» Exercise
Throughout the stretch of the listing from the line containing "help-dropdown-menu: Ayuda de" through the line containing "Output each element", rename "Numerador" to "Contador". Give back only those lines, with everything else unchanged.

» Data section
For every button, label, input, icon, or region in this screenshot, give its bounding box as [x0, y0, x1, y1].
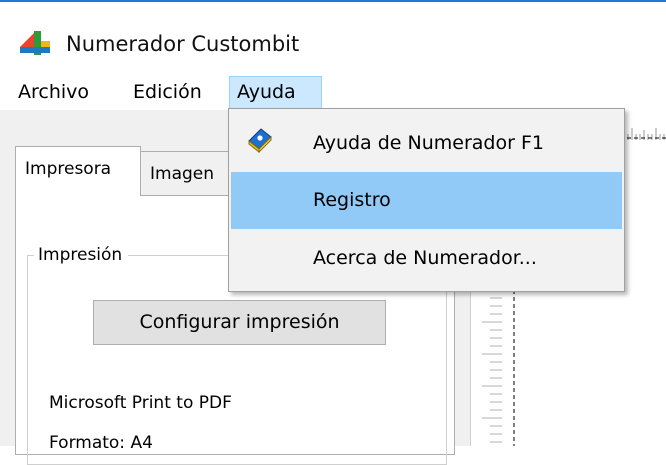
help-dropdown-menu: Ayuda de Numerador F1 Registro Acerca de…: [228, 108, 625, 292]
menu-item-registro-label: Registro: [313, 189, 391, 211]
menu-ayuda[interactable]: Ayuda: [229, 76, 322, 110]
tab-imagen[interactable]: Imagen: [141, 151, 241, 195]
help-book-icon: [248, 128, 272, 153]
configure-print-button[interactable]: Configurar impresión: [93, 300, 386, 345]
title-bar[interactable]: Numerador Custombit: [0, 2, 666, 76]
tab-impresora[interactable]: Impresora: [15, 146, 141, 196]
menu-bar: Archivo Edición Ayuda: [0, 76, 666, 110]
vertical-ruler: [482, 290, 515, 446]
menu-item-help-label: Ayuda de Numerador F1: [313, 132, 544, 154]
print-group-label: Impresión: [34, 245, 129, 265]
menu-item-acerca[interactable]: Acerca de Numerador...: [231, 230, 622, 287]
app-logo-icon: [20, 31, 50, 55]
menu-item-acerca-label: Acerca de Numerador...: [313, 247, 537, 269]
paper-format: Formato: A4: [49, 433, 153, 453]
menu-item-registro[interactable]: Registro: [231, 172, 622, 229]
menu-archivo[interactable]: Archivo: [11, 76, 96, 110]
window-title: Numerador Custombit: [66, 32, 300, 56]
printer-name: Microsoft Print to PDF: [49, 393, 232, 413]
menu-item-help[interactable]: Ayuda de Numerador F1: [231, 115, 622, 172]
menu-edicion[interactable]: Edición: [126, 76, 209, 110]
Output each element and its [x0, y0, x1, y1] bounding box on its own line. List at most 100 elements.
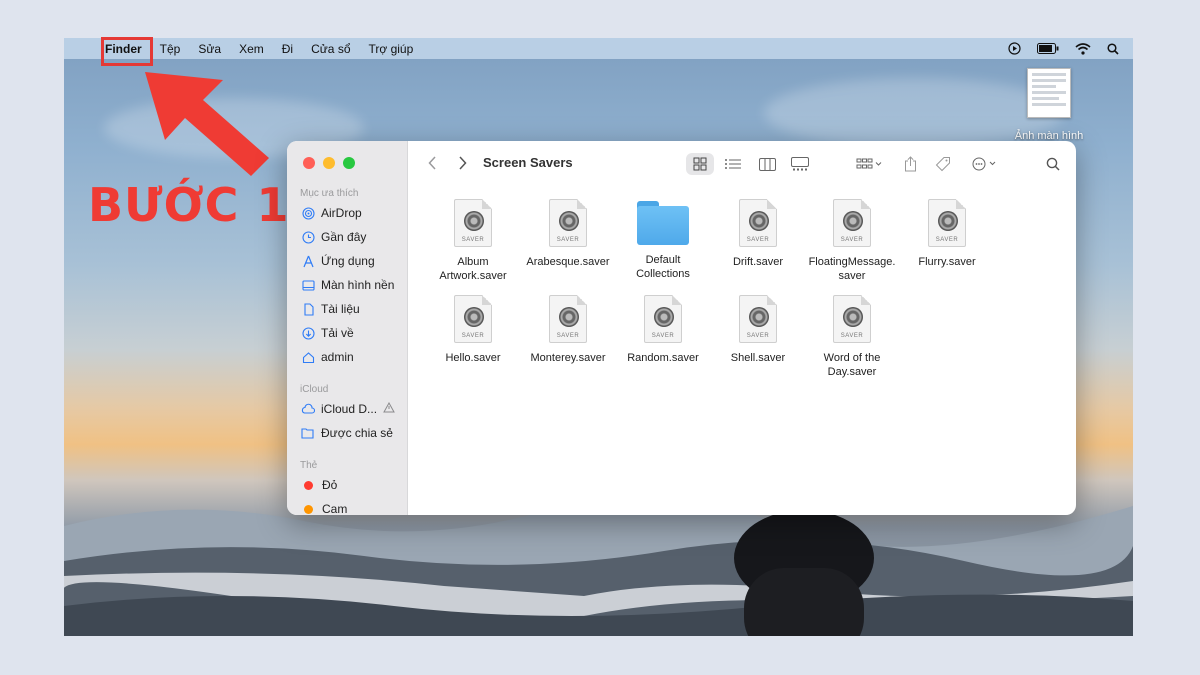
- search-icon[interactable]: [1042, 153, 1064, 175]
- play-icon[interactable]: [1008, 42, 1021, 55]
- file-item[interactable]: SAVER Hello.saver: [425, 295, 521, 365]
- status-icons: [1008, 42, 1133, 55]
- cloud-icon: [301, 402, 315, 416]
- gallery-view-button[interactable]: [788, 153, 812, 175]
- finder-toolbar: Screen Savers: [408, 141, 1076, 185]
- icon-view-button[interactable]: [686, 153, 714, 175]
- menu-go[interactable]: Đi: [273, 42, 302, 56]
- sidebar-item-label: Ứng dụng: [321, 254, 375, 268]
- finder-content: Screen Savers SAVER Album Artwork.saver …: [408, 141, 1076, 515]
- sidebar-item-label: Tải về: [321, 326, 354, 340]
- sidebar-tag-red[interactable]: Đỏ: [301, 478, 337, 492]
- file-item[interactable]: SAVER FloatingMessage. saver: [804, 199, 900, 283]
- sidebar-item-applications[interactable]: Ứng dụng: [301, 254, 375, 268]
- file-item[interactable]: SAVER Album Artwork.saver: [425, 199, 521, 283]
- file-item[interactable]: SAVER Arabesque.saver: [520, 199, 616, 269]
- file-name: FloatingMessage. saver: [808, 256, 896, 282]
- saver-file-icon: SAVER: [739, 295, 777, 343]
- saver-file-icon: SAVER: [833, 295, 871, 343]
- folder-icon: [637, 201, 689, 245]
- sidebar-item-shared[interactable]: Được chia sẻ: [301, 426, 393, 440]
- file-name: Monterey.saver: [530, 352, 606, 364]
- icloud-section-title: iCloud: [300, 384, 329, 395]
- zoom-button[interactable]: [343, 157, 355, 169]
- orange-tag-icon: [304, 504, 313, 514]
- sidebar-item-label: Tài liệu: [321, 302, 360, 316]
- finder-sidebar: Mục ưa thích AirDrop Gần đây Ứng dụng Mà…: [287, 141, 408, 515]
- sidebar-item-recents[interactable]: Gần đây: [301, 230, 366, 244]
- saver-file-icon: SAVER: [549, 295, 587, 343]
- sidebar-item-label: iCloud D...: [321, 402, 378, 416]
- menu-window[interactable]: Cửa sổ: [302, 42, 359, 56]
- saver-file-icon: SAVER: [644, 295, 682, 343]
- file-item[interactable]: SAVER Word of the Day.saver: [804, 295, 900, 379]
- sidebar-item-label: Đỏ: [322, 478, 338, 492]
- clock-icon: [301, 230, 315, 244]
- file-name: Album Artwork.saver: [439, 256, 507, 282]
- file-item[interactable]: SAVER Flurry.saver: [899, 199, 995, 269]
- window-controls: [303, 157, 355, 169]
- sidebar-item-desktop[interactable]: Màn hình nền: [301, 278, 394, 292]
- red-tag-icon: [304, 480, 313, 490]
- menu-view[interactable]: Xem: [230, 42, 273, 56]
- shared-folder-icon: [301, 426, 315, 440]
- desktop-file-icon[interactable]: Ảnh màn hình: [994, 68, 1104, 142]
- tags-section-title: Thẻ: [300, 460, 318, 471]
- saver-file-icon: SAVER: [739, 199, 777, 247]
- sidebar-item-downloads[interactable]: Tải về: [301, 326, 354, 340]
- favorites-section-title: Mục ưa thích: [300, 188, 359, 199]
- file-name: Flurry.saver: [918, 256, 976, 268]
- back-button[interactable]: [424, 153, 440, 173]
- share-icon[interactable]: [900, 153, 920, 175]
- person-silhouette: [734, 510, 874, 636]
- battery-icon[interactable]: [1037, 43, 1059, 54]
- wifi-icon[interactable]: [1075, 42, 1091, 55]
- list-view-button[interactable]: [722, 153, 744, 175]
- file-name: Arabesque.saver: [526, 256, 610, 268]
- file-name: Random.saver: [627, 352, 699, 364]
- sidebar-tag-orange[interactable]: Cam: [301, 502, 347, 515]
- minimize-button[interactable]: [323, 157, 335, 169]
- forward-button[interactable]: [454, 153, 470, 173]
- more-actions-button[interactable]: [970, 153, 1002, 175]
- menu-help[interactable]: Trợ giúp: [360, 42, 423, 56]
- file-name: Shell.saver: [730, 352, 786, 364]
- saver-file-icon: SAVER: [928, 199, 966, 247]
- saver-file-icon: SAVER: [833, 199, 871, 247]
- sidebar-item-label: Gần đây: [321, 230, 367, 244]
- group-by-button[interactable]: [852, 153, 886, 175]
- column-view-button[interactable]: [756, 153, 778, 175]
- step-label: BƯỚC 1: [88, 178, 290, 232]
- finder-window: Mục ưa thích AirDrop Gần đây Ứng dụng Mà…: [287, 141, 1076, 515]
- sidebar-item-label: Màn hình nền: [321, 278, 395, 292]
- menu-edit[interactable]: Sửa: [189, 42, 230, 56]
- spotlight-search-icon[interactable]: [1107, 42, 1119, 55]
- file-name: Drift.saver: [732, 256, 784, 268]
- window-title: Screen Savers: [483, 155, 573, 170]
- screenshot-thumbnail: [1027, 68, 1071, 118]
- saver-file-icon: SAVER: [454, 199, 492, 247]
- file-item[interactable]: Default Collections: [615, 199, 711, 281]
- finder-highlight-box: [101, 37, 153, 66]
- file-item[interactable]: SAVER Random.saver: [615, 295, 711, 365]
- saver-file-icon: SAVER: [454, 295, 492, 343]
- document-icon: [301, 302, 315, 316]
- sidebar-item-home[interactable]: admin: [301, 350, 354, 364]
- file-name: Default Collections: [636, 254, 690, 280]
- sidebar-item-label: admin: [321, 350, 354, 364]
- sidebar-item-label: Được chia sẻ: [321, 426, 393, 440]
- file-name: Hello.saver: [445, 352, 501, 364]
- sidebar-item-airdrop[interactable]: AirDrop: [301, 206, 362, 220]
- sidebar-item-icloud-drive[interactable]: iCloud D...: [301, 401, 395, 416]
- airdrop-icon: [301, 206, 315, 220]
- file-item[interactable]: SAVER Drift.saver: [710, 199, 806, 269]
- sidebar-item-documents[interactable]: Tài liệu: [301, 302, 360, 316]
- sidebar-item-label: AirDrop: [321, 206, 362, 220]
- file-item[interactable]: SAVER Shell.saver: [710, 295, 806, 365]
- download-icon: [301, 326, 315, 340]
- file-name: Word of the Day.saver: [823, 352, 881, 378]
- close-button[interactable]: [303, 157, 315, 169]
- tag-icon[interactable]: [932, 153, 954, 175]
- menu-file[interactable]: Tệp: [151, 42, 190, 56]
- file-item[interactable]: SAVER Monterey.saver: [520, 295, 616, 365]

» Reply
help-dropdown-menu: Ayuda de Contador F1 Registro Acerca de…: [228, 108, 625, 292]
menu-item-registro-label: Registro: [313, 189, 391, 211]
menu-ayuda[interactable]: Ayuda: [229, 76, 322, 110]
tab-imagen[interactable]: Imagen: [141, 151, 241, 195]
help-book-icon: [248, 128, 272, 153]
configure-print-button[interactable]: Configurar impresión: [93, 300, 386, 345]
title-bar[interactable]: Contador Custombit: [0, 2, 666, 76]
tab-impresora[interactable]: Impresora: [15, 146, 141, 196]
menu-bar: Archivo Edición Ayuda: [0, 76, 666, 110]
vertical-ruler: [482, 290, 515, 446]
menu-item-help-label: Ayuda de Contador F1: [313, 132, 544, 154]
print-group-label: Impresión: [34, 245, 129, 265]
menu-item-acerca[interactable]: Acerca de Contador...: [231, 230, 622, 287]
app-logo-icon: [20, 31, 50, 55]
menu-item-acerca-label: Acerca de Contador...: [313, 247, 537, 269]
paper-format: Formato: A4: [49, 433, 153, 453]
menu-item-registro[interactable]: Registro: [231, 172, 622, 229]
menu-archivo[interactable]: Archivo: [11, 76, 96, 110]
window-title: Contador Custombit: [66, 32, 300, 56]
printer-name: Microsoft Print to PDF: [49, 393, 232, 413]
menu-item-help[interactable]: Ayuda de Contador F1: [231, 115, 622, 172]
menu-edicion[interactable]: Edición: [126, 76, 209, 110]
Output each element and its [x0, y0, x1, y1] bounding box on its own line. List at most 100 elements.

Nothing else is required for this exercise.